## Written exercise
Return all lines from the listing below in which the string "description" occurs.

## Given data
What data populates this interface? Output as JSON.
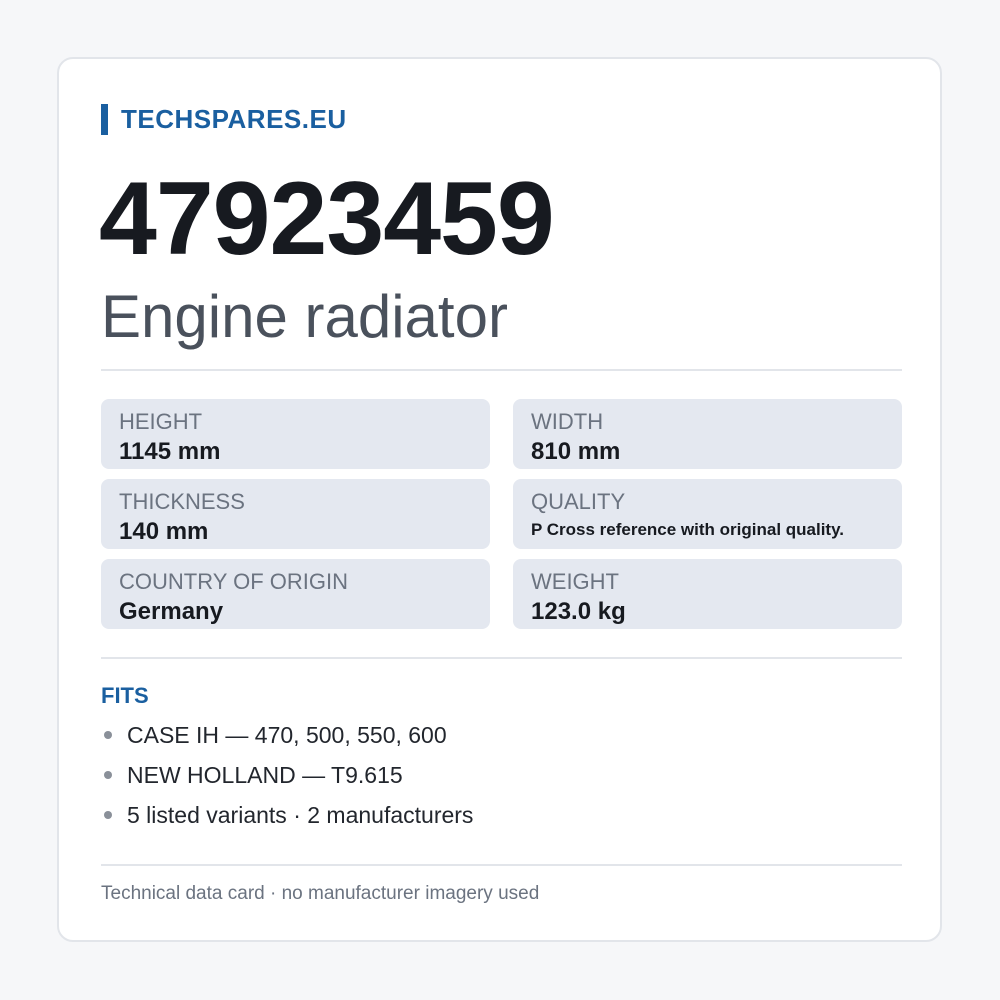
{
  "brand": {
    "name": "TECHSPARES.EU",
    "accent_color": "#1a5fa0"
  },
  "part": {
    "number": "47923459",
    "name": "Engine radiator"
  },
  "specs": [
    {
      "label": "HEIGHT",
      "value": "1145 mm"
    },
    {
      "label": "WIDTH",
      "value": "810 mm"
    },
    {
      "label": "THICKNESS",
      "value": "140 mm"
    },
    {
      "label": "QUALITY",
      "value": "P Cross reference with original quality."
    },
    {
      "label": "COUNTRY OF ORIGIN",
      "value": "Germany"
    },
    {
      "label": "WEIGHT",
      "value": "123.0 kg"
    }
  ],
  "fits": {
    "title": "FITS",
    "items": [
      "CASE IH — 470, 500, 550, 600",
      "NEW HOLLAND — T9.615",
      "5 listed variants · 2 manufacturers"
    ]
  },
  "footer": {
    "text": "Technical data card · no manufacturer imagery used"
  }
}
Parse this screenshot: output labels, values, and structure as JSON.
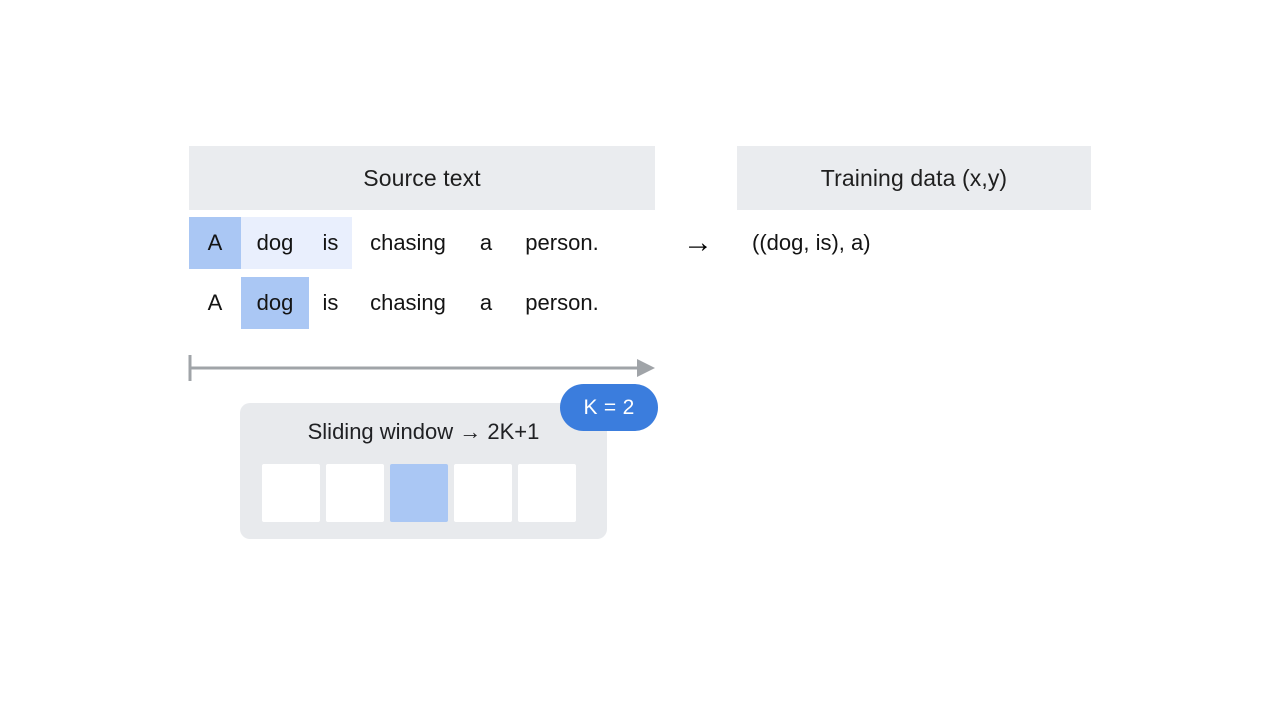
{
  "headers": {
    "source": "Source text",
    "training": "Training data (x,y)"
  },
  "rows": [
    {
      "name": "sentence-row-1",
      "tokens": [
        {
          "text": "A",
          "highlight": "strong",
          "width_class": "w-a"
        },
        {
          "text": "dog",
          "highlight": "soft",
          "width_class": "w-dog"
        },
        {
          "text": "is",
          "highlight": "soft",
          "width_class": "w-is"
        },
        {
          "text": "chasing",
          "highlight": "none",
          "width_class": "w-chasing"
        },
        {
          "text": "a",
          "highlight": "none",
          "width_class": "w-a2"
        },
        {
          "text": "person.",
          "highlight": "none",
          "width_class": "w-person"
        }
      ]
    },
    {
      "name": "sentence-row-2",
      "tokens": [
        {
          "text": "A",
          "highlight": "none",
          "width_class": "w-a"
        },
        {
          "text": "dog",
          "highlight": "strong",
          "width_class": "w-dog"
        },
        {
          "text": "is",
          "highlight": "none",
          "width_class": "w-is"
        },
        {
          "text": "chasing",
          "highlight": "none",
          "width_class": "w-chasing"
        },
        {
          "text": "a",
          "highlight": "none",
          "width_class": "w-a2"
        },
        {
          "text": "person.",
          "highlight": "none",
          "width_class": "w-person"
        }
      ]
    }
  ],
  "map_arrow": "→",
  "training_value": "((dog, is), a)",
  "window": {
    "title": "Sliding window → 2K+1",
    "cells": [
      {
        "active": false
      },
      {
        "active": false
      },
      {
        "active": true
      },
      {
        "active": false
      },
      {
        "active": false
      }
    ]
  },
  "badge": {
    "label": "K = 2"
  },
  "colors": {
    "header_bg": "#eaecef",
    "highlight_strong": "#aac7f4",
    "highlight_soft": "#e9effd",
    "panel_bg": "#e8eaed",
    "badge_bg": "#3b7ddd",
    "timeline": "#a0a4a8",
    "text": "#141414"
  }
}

...

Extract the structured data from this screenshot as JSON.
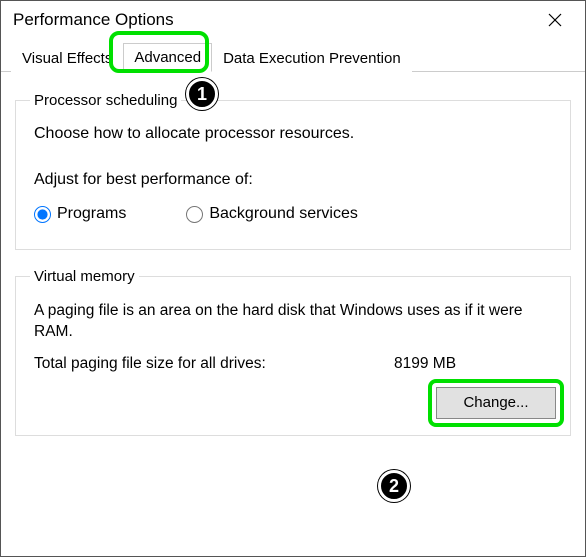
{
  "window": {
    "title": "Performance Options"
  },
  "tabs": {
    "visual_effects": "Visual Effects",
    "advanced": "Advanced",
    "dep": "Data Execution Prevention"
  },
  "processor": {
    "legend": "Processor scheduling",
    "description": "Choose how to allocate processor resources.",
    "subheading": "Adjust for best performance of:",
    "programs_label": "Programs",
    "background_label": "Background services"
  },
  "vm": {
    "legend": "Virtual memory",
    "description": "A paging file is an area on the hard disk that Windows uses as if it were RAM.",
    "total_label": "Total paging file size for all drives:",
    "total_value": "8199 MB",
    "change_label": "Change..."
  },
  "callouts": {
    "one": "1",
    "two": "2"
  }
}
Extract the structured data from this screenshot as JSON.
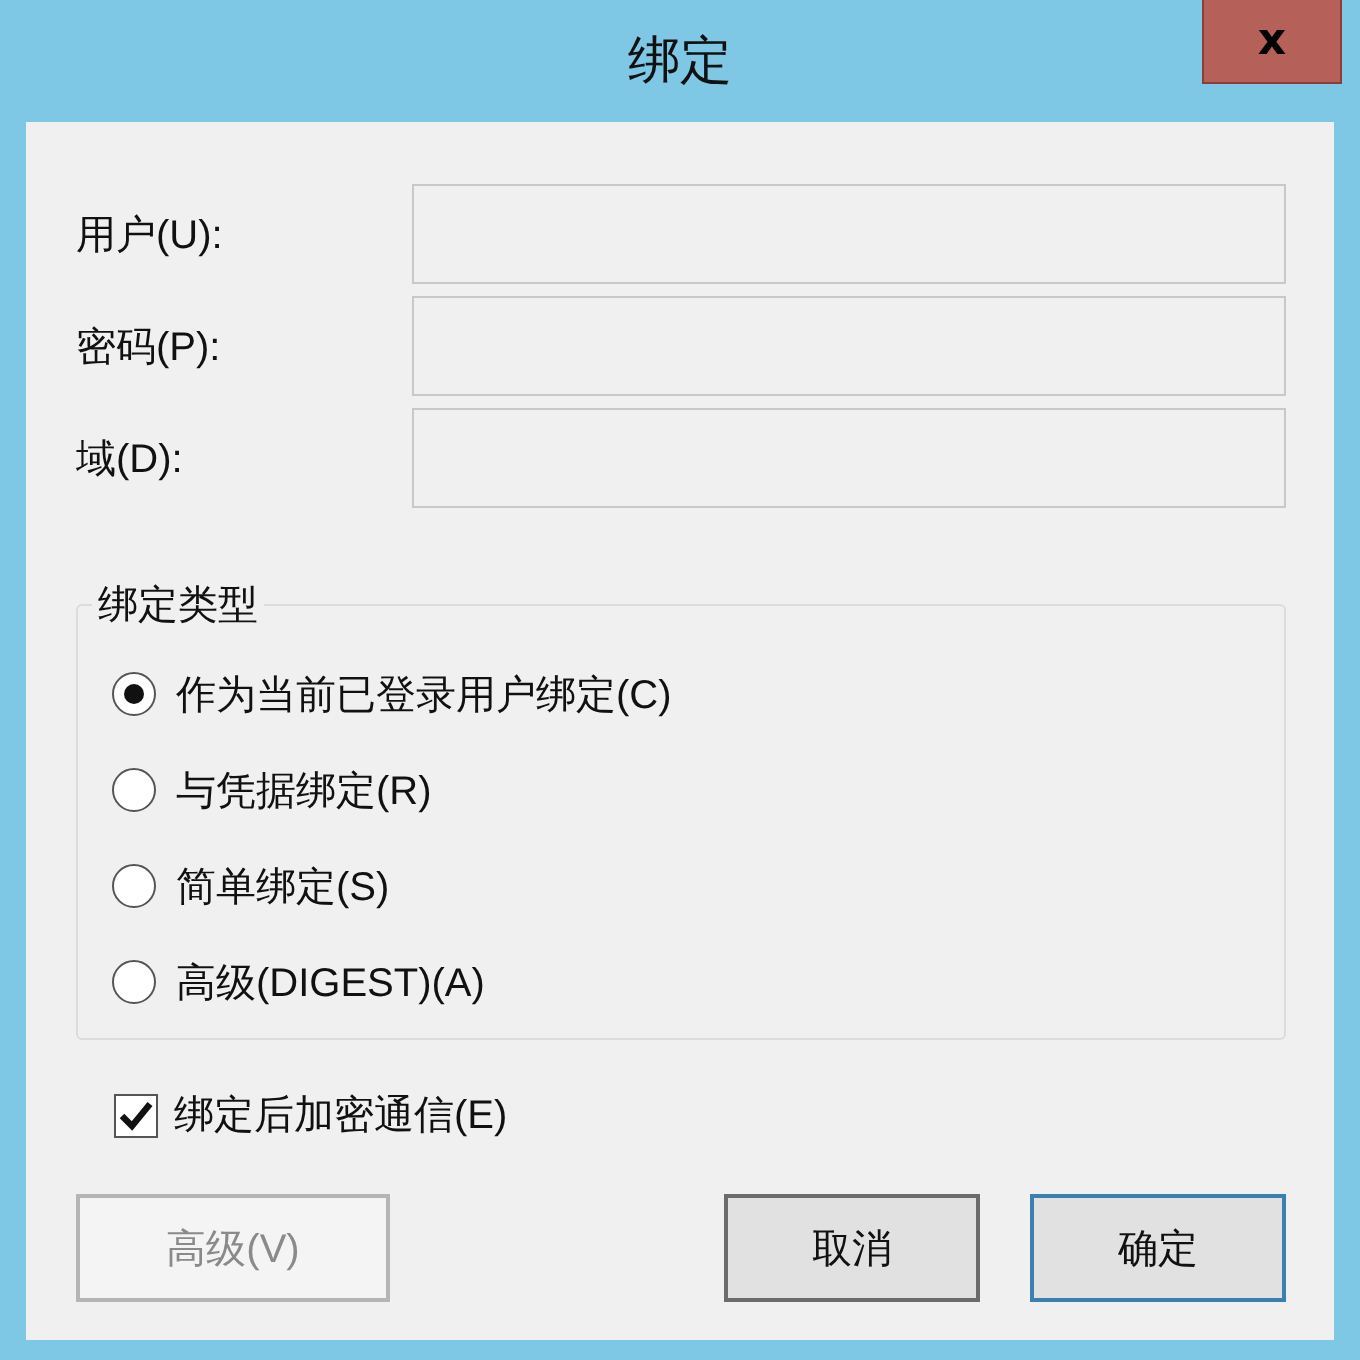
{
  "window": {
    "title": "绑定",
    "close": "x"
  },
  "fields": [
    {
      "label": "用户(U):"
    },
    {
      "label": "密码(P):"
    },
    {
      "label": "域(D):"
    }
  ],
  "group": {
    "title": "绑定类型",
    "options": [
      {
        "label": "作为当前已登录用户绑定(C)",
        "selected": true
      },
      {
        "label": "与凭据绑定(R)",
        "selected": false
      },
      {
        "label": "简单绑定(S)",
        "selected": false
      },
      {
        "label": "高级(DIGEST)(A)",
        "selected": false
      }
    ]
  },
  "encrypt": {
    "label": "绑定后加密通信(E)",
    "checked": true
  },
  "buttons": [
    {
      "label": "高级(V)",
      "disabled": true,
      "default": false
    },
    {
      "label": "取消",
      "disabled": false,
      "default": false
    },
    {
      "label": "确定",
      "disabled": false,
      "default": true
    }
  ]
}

...

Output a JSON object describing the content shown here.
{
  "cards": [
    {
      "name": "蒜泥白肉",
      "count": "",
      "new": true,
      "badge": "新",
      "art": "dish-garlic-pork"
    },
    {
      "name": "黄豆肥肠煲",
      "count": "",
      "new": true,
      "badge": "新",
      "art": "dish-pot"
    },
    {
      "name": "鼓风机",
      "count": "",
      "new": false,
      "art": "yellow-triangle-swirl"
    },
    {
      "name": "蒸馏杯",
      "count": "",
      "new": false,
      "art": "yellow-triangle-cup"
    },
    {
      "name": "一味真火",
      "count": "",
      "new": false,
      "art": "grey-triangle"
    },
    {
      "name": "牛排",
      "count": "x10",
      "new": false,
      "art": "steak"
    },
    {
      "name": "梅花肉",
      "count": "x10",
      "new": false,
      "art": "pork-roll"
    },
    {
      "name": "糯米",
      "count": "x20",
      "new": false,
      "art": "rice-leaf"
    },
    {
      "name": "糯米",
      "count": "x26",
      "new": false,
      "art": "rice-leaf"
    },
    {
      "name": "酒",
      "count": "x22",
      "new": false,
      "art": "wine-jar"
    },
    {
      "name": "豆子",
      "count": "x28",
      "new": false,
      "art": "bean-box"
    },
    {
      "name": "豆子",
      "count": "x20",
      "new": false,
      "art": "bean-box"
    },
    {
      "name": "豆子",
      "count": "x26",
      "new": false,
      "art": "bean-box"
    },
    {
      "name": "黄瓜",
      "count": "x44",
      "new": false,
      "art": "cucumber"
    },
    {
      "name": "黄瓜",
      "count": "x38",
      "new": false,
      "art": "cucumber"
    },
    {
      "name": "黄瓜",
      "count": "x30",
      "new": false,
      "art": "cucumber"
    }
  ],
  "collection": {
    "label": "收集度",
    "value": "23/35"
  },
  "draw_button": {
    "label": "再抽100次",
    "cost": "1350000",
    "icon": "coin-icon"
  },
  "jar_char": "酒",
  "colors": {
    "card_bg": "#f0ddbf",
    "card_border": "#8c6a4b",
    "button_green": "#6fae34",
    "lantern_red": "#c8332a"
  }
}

## Completed task
    "description": "Choose how to allocate processor resources.",
    "description": "A paging file is an area on the hard disk that Windows uses as if it were RAM.",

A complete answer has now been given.